* Start *

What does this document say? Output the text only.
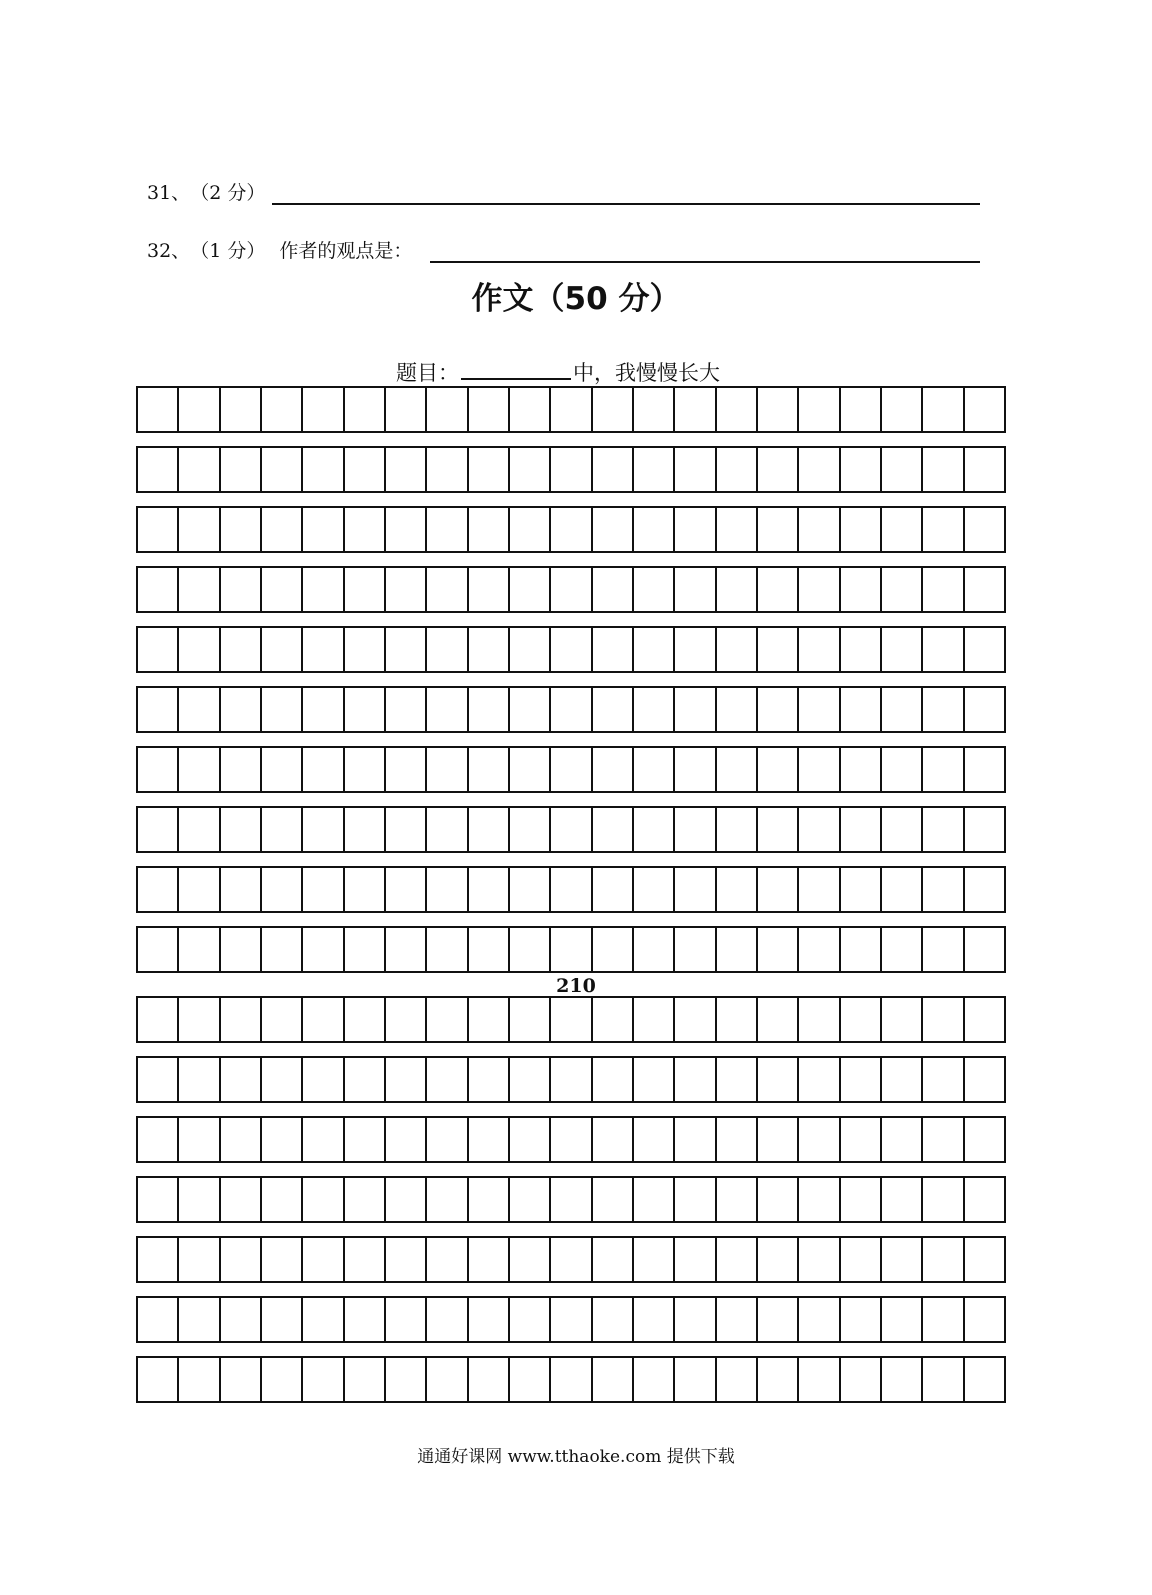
31、（2 分）
32、（1 分） 作者的观点是：
作文（50 分）
题目：	中，我慢慢长大
210
通通好课网 www.tthaoke.com 提供下载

* End *

Goal ▸
Your task is to retype all the entries exactly and leave out any pictures.

Solution for this task ▸
What does this document say? Output the text only.
31、（2 分）
32、（1 分） 作者的观点是：
作文（50 分）
题目：	中，我慢慢长大
210
通通好课网 www.tthaoke.com 提供下载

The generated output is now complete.